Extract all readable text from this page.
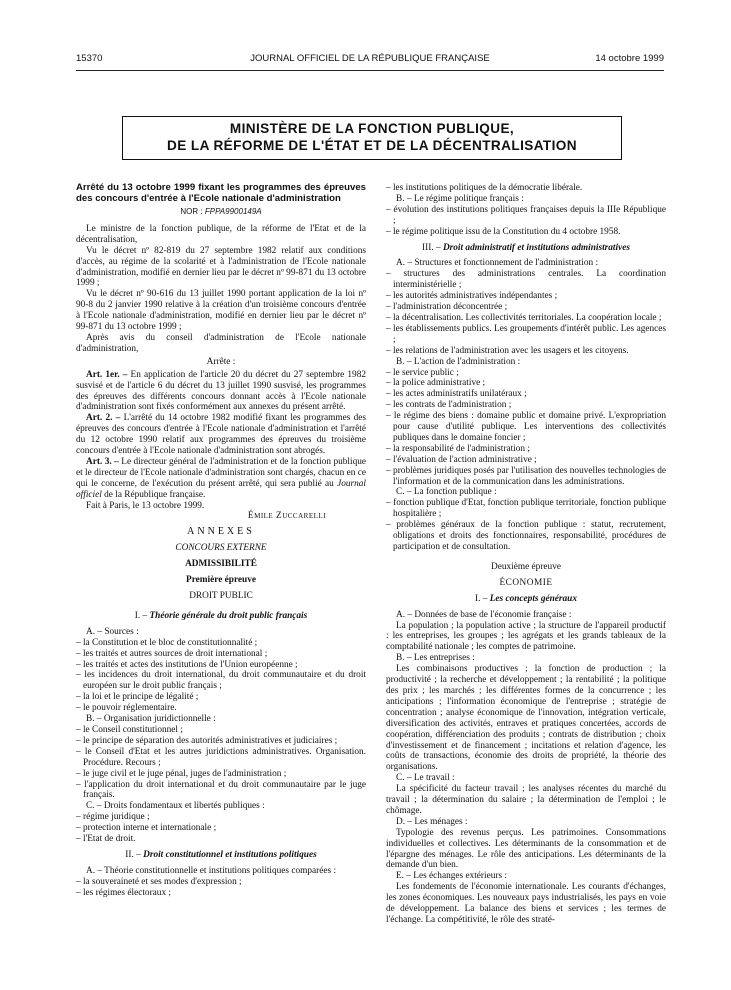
JOURNAL OFFICIEL DE LA RÉPUBLIQUE FRANÇAISE
15370	14 octobre 1999
MINISTÈRE DE LA FONCTION PUBLIQUE,
DE LA RÉFORME DE L'ÉTAT ET DE LA DÉCENTRALISATION

Arrêté du 13 octobre 1999 fixant les programmes des épreuves des concours d'entrée à l'Ecole nationale d'administration

NOR : FPPA9900149A

Le ministre de la fonction publique, de la réforme de l'Etat et de la décentralisation,

Vu le décret nº 82-819 du 27 septembre 1982 relatif aux conditions d'accès, au régime de la scolarité et à l'administration de l'Ecole nationale d'administration, modifié en dernier lieu par le décret nº 99-871 du 13 octobre 1999 ;

Vu le décret nº 90-616 du 13 juillet 1990 portant application de la loi nº 90-8 du 2 janvier 1990 relative à la création d'un troisième concours d'entrée à l'Ecole nationale d'administration, modifié en dernier lieu par le décret nº 99-871 du 13 octobre 1999 ;

Après avis du conseil d'administration de l'Ecole nationale d'administration,

Arrête :

Art. 1er. – En application de l'article 20 du décret du 27 septembre 1982 susvisé et de l'article 6 du décret du 13 juillet 1990 susvisé, les programmes des épreuves des différents concours donnant accès à l'Ecole nationale d'administration sont fixés conformément aux annexes du présent arrêté.

Art. 2. – L'arrêté du 14 octobre 1982 modifié fixant les programmes des épreuves des concours d'entrée à l'Ecole nationale d'administration et l'arrêté du 12 octobre 1990 relatif aux programmes des épreuves du troisième concours d'entrée à l'Ecole nationale d'administration sont abrogés.

Art. 3. – Le directeur général de l'administration et de la fonction publique et le directeur de l'Ecole nationale d'administration sont chargés, chacun en ce qui le concerne, de l'exécution du présent arrêté, qui sera publié au Journal officiel de la République française.

Fait à Paris, le 13 octobre 1999.

Émile Zuccarelli

ANNEXES

CONCOURS EXTERNE

ADMISSIBILITÉ

Première épreuve

DROIT PUBLIC

I. – Théorie générale du droit public français

A. – Sources :

– la Constitution et le bloc de constitutionnalité ;

– les traités et autres sources de droit international ;

– les traités et actes des institutions de l'Union européenne ;

– les incidences du droit international, du droit communautaire et du droit européen sur le droit public français ;

– la loi et le principe de légalité ;

– le pouvoir réglementaire.

B. – Organisation juridictionnelle :

– le Conseil constitutionnel ;

– le principe de séparation des autorités administratives et judiciaires ;

– le Conseil d'Etat et les autres juridictions administratives. Organisation. Procédure. Recours ;

– le juge civil et le juge pénal, juges de l'administration ;

– l'application du droit international et du droit communautaire par le juge français.

C. – Droits fondamentaux et libertés publiques :

– régime juridique ;

– protection interne et internationale ;

– l'Etat de droit.

II. – Droit constitutionnel et institutions politiques

A. – Théorie constitutionnelle et institutions politiques comparées :

– la souveraineté et ses modes d'expression ;

– les régimes électoraux ;

– les institutions politiques de la démocratie libérale.

B. – Le régime politique français :

– évolution des institutions politiques françaises depuis la IIIe République ;

– le régime politique issu de la Constitution du 4 octobre 1958.

III. – Droit administratif et institutions administratives

A. – Structures et fonctionnement de l'administration :

– structures des administrations centrales. La coordination interministérielle ;

– les autorités administratives indépendantes ;

– l'administration déconcentrée ;

– la décentralisation. Les collectivités territoriales. La coopération locale ;

– les établissements publics. Les groupements d'intérêt public. Les agences ;

– les relations de l'administration avec les usagers et les citoyens.

B. – L'action de l'administration :

– le service public ;

– la police administrative ;

– les actes administratifs unilatéraux ;

– les contrats de l'administration ;

– le régime des biens : domaine public et domaine privé. L'expropriation pour cause d'utilité publique. Les interventions des collectivités publiques dans le domaine foncier ;

– la responsabilité de l'administration ;

– l'évaluation de l'action administrative ;

– problèmes juridiques posés par l'utilisation des nouvelles technologies de l'information et de la communication dans les administrations.

C. – La fonction publique :

– fonction publique d'Etat, fonction publique territoriale, fonction publique hospitalière ;

– problèmes généraux de la fonction publique : statut, recrutement, obligations et droits des fonctionnaires, responsabilité, procédures de participation et de consultation.

Deuxième épreuve

ÉCONOMIE

I. – Les concepts généraux

A. – Données de base de l'économie française :

La population ; la population active ; la structure de l'appareil productif : les entreprises, les groupes ; les agrégats et les grands tableaux de la comptabilité nationale ; les comptes de patrimoine.

B. – Les entreprises :

Les combinaisons productives ; la fonction de production ; la productivité ; la recherche et développement ; la rentabilité ; la politique des prix ; les marchés ; les différentes formes de la concurrence ; les anticipations ; l'information économique de l'entreprise ; stratégie de concentration ; analyse économique de l'innovation, intégration verticale, diversification des activités, entraves et pratiques concertées, accords de coopération, différenciation des produits ; contrats de distribution ; choix d'investissement et de financement ; incitations et relation d'agence, les coûts de transactions, économie des droits de propriété, la théorie des organisations.

C. – Le travail :

La spécificité du facteur travail ; les analyses récentes du marché du travail ; la détermination du salaire ; la détermination de l'emploi ; le chômage.

D. – Les ménages :

Typologie des revenus perçus. Les patrimoines. Consommations individuelles et collectives. Les déterminants de la consommation et de l'épargne des ménages. Le rôle des anticipations. Les déterminants de la demande d'un bien.

E. – Les échanges extérieurs :

Les fondements de l'économie internationale. Les courants d'échanges, les zones économiques. Les nouveaux pays industrialisés, les pays en voie de développement. La balance des biens et services ; les termes de l'échange. La compétitivité, le rôle des straté-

• • •

> Task to complete
Each line in the records above should be reproduced exactly; images are not copied.

> Solved problem
Extract all readable text from this page.
JOURNAL OFFICIEL DE LA RÉPUBLIQUE FRANÇAISE
15370	14 octobre 1999
MINISTÈRE DE LA FONCTION PUBLIQUE,
DE LA RÉFORME DE L'ÉTAT ET DE LA DÉCENTRALISATION

Arrêté du 13 octobre 1999 fixant les programmes des épreuves des concours d'entrée à l'Ecole nationale d'administration

NOR : FPPA9900149A

Le ministre de la fonction publique, de la réforme de l'Etat et de la décentralisation,

Vu le décret nº 82-819 du 27 septembre 1982 relatif aux conditions d'accès, au régime de la scolarité et à l'administration de l'Ecole nationale d'administration, modifié en dernier lieu par le décret nº 99-871 du 13 octobre 1999 ;

Vu le décret nº 90-616 du 13 juillet 1990 portant application de la loi nº 90-8 du 2 janvier 1990 relative à la création d'un troisième concours d'entrée à l'Ecole nationale d'administration, modifié en dernier lieu par le décret nº 99-871 du 13 octobre 1999 ;

Après avis du conseil d'administration de l'Ecole nationale d'administration,

Arrête :

Art. 1er. – En application de l'article 20 du décret du 27 septembre 1982 susvisé et de l'article 6 du décret du 13 juillet 1990 susvisé, les programmes des épreuves des différents concours donnant accès à l'Ecole nationale d'administration sont fixés conformément aux annexes du présent arrêté.

Art. 2. – L'arrêté du 14 octobre 1982 modifié fixant les programmes des épreuves des concours d'entrée à l'Ecole nationale d'administration et l'arrêté du 12 octobre 1990 relatif aux programmes des épreuves du troisième concours d'entrée à l'Ecole nationale d'administration sont abrogés.

Art. 3. – Le directeur général de l'administration et de la fonction publique et le directeur de l'Ecole nationale d'administration sont chargés, chacun en ce qui le concerne, de l'exécution du présent arrêté, qui sera publié au Journal officiel de la République française.

Fait à Paris, le 13 octobre 1999.

Émile Zuccarelli

ANNEXES

CONCOURS EXTERNE

ADMISSIBILITÉ

Première épreuve

DROIT PUBLIC

I. – Théorie générale du droit public français

A. – Sources :

– la Constitution et le bloc de constitutionnalité ;

– les traités et autres sources de droit international ;

– les traités et actes des institutions de l'Union européenne ;

– les incidences du droit international, du droit communautaire et du droit européen sur le droit public français ;

– la loi et le principe de légalité ;

– le pouvoir réglementaire.

B. – Organisation juridictionnelle :

– le Conseil constitutionnel ;

– le principe de séparation des autorités administratives et judiciaires ;

– le Conseil d'Etat et les autres juridictions administratives. Organisation. Procédure. Recours ;

– le juge civil et le juge pénal, juges de l'administration ;

– l'application du droit international et du droit communautaire par le juge français.

C. – Droits fondamentaux et libertés publiques :

– régime juridique ;

– protection interne et internationale ;

– l'Etat de droit.

II. – Droit constitutionnel et institutions politiques

A. – Théorie constitutionnelle et institutions politiques comparées :

– la souveraineté et ses modes d'expression ;

– les régimes électoraux ;

– les institutions politiques de la démocratie libérale.

B. – Le régime politique français :

– évolution des institutions politiques françaises depuis la IIIe République ;

– le régime politique issu de la Constitution du 4 octobre 1958.

III. – Droit administratif et institutions administratives

A. – Structures et fonctionnement de l'administration :

– structures des administrations centrales. La coordination interministérielle ;

– les autorités administratives indépendantes ;

– l'administration déconcentrée ;

– la décentralisation. Les collectivités territoriales. La coopération locale ;

– les établissements publics. Les groupements d'intérêt public. Les agences ;

– les relations de l'administration avec les usagers et les citoyens.

B. – L'action de l'administration :

– le service public ;

– la police administrative ;

– les actes administratifs unilatéraux ;

– les contrats de l'administration ;

– le régime des biens : domaine public et domaine privé. L'expropriation pour cause d'utilité publique. Les interventions des collectivités publiques dans le domaine foncier ;

– la responsabilité de l'administration ;

– l'évaluation de l'action administrative ;

– problèmes juridiques posés par l'utilisation des nouvelles technologies de l'information et de la communication dans les administrations.

C. – La fonction publique :

– fonction publique d'Etat, fonction publique territoriale, fonction publique hospitalière ;

– problèmes généraux de la fonction publique : statut, recrutement, obligations et droits des fonctionnaires, responsabilité, procédures de participation et de consultation.

Deuxième épreuve

ÉCONOMIE

I. – Les concepts généraux

A. – Données de base de l'économie française :

La population ; la population active ; la structure de l'appareil productif : les entreprises, les groupes ; les agrégats et les grands tableaux de la comptabilité nationale ; les comptes de patrimoine.

B. – Les entreprises :

Les combinaisons productives ; la fonction de production ; la productivité ; la recherche et développement ; la rentabilité ; la politique des prix ; les marchés ; les différentes formes de la concurrence ; les anticipations ; l'information économique de l'entreprise ; stratégie de concentration ; analyse économique de l'innovation, intégration verticale, diversification des activités, entraves et pratiques concertées, accords de coopération, différenciation des produits ; contrats de distribution ; choix d'investissement et de financement ; incitations et relation d'agence, les coûts de transactions, économie des droits de propriété, la théorie des organisations.

C. – Le travail :

La spécificité du facteur travail ; les analyses récentes du marché du travail ; la détermination du salaire ; la détermination de l'emploi ; le chômage.

D. – Les ménages :

Typologie des revenus perçus. Les patrimoines. Consommations individuelles et collectives. Les déterminants de la consommation et de l'épargne des ménages. Le rôle des anticipations. Les déterminants de la demande d'un bien.

E. – Les échanges extérieurs :

Les fondements de l'économie internationale. Les courants d'échanges, les zones économiques. Les nouveaux pays industrialisés, les pays en voie de développement. La balance des biens et services ; les termes de l'échange. La compétitivité, le rôle des straté-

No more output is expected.